Dataset listings of figures
----
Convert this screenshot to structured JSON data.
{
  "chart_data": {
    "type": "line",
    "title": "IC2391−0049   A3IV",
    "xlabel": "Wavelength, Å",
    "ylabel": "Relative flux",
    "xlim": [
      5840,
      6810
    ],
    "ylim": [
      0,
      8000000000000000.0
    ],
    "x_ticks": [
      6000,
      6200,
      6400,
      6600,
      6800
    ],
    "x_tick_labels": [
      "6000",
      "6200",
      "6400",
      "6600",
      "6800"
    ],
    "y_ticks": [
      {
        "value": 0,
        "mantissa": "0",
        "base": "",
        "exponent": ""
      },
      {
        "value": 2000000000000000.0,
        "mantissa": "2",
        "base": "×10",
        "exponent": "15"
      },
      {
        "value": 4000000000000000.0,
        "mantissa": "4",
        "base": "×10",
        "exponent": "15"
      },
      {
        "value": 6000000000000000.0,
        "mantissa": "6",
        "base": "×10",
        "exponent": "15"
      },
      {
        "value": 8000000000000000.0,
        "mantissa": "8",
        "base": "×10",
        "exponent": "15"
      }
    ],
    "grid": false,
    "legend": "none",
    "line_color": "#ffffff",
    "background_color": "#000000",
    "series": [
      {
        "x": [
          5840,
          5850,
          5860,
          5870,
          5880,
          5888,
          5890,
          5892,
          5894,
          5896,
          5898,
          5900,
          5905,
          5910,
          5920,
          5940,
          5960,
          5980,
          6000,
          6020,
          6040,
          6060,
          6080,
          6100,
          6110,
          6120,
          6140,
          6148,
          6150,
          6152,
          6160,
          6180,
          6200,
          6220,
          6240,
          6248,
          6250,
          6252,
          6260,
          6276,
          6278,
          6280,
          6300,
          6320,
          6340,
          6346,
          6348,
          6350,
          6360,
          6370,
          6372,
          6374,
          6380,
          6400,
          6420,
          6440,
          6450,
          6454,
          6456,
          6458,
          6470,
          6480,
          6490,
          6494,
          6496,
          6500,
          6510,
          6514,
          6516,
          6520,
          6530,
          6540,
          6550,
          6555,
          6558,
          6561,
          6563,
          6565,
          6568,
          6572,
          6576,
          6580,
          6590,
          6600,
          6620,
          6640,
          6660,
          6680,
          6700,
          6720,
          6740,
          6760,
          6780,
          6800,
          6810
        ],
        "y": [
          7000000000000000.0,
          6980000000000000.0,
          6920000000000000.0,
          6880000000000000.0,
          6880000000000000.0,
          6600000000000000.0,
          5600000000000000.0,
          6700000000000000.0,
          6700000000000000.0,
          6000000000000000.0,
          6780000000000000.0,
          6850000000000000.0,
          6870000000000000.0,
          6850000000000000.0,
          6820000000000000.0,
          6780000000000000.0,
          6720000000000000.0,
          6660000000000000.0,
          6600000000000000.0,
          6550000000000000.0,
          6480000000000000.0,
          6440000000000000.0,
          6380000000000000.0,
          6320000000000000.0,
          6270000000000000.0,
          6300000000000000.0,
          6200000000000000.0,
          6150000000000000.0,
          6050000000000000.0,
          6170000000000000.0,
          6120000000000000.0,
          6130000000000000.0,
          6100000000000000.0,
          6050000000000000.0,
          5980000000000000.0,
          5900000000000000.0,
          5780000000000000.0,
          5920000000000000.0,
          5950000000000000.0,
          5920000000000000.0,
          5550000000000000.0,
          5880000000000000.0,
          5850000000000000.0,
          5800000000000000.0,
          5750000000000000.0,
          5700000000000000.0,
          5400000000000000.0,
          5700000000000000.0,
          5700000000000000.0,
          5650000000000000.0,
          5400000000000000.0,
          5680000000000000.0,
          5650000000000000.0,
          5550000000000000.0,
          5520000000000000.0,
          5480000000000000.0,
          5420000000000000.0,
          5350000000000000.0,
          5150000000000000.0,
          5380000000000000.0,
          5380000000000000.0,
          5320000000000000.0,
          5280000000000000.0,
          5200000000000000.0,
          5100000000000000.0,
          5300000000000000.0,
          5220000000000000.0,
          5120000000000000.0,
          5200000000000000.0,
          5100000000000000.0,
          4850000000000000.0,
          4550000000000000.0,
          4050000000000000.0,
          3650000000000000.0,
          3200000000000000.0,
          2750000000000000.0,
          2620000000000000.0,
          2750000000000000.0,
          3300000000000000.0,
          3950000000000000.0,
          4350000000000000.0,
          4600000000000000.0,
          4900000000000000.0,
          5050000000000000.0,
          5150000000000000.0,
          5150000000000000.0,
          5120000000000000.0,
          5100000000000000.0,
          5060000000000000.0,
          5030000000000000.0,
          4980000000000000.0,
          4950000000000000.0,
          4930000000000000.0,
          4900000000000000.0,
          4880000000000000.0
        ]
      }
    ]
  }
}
----
- [Brief]: Write out the whole listing again. Match it word for word.

- [Full solution]:
Convert this screenshot to structured JSON data.
{
  "chart_data": {
    "type": "line",
    "title": "IC2391−0049   A3IV",
    "xlabel": "Wavelength, Å",
    "ylabel": "Relative flux",
    "xlim": [
      5840,
      6810
    ],
    "ylim": [
      0,
      8000000000000000.0
    ],
    "x_ticks": [
      6000,
      6200,
      6400,
      6600,
      6800
    ],
    "x_tick_labels": [
      "6000",
      "6200",
      "6400",
      "6600",
      "6800"
    ],
    "y_ticks": [
      {
        "value": 0,
        "mantissa": "0",
        "base": "",
        "exponent": ""
      },
      {
        "value": 2000000000000000.0,
        "mantissa": "2",
        "base": "×10",
        "exponent": "15"
      },
      {
        "value": 4000000000000000.0,
        "mantissa": "4",
        "base": "×10",
        "exponent": "15"
      },
      {
        "value": 6000000000000000.0,
        "mantissa": "6",
        "base": "×10",
        "exponent": "15"
      },
      {
        "value": 8000000000000000.0,
        "mantissa": "8",
        "base": "×10",
        "exponent": "15"
      }
    ],
    "grid": false,
    "legend": "none",
    "line_color": "#ffffff",
    "background_color": "#000000",
    "series": [
      {
        "x": [
          5840,
          5850,
          5860,
          5870,
          5880,
          5888,
          5890,
          5892,
          5894,
          5896,
          5898,
          5900,
          5905,
          5910,
          5920,
          5940,
          5960,
          5980,
          6000,
          6020,
          6040,
          6060,
          6080,
          6100,
          6110,
          6120,
          6140,
          6148,
          6150,
          6152,
          6160,
          6180,
          6200,
          6220,
          6240,
          6248,
          6250,
          6252,
          6260,
          6276,
          6278,
          6280,
          6300,
          6320,
          6340,
          6346,
          6348,
          6350,
          6360,
          6370,
          6372,
          6374,
          6380,
          6400,
          6420,
          6440,
          6450,
          6454,
          6456,
          6458,
          6470,
          6480,
          6490,
          6494,
          6496,
          6500,
          6510,
          6514,
          6516,
          6520,
          6530,
          6540,
          6550,
          6555,
          6558,
          6561,
          6563,
          6565,
          6568,
          6572,
          6576,
          6580,
          6590,
          6600,
          6620,
          6640,
          6660,
          6680,
          6700,
          6720,
          6740,
          6760,
          6780,
          6800,
          6810
        ],
        "y": [
          7000000000000000.0,
          6980000000000000.0,
          6920000000000000.0,
          6880000000000000.0,
          6880000000000000.0,
          6600000000000000.0,
          5600000000000000.0,
          6700000000000000.0,
          6700000000000000.0,
          6000000000000000.0,
          6780000000000000.0,
          6850000000000000.0,
          6870000000000000.0,
          6850000000000000.0,
          6820000000000000.0,
          6780000000000000.0,
          6720000000000000.0,
          6660000000000000.0,
          6600000000000000.0,
          6550000000000000.0,
          6480000000000000.0,
          6440000000000000.0,
          6380000000000000.0,
          6320000000000000.0,
          6270000000000000.0,
          6300000000000000.0,
          6200000000000000.0,
          6150000000000000.0,
          6050000000000000.0,
          6170000000000000.0,
          6120000000000000.0,
          6130000000000000.0,
          6100000000000000.0,
          6050000000000000.0,
          5980000000000000.0,
          5900000000000000.0,
          5780000000000000.0,
          5920000000000000.0,
          5950000000000000.0,
          5920000000000000.0,
          5550000000000000.0,
          5880000000000000.0,
          5850000000000000.0,
          5800000000000000.0,
          5750000000000000.0,
          5700000000000000.0,
          5400000000000000.0,
          5700000000000000.0,
          5700000000000000.0,
          5650000000000000.0,
          5400000000000000.0,
          5680000000000000.0,
          5650000000000000.0,
          5550000000000000.0,
          5520000000000000.0,
          5480000000000000.0,
          5420000000000000.0,
          5350000000000000.0,
          5150000000000000.0,
          5380000000000000.0,
          5380000000000000.0,
          5320000000000000.0,
          5280000000000000.0,
          5200000000000000.0,
          5100000000000000.0,
          5300000000000000.0,
          5220000000000000.0,
          5120000000000000.0,
          5200000000000000.0,
          5100000000000000.0,
          4850000000000000.0,
          4550000000000000.0,
          4050000000000000.0,
          3650000000000000.0,
          3200000000000000.0,
          2750000000000000.0,
          2620000000000000.0,
          2750000000000000.0,
          3300000000000000.0,
          3950000000000000.0,
          4350000000000000.0,
          4600000000000000.0,
          4900000000000000.0,
          5050000000000000.0,
          5150000000000000.0,
          5150000000000000.0,
          5120000000000000.0,
          5100000000000000.0,
          5060000000000000.0,
          5030000000000000.0,
          4980000000000000.0,
          4950000000000000.0,
          4930000000000000.0,
          4900000000000000.0,
          4880000000000000.0
        ]
      }
    ]
  }
}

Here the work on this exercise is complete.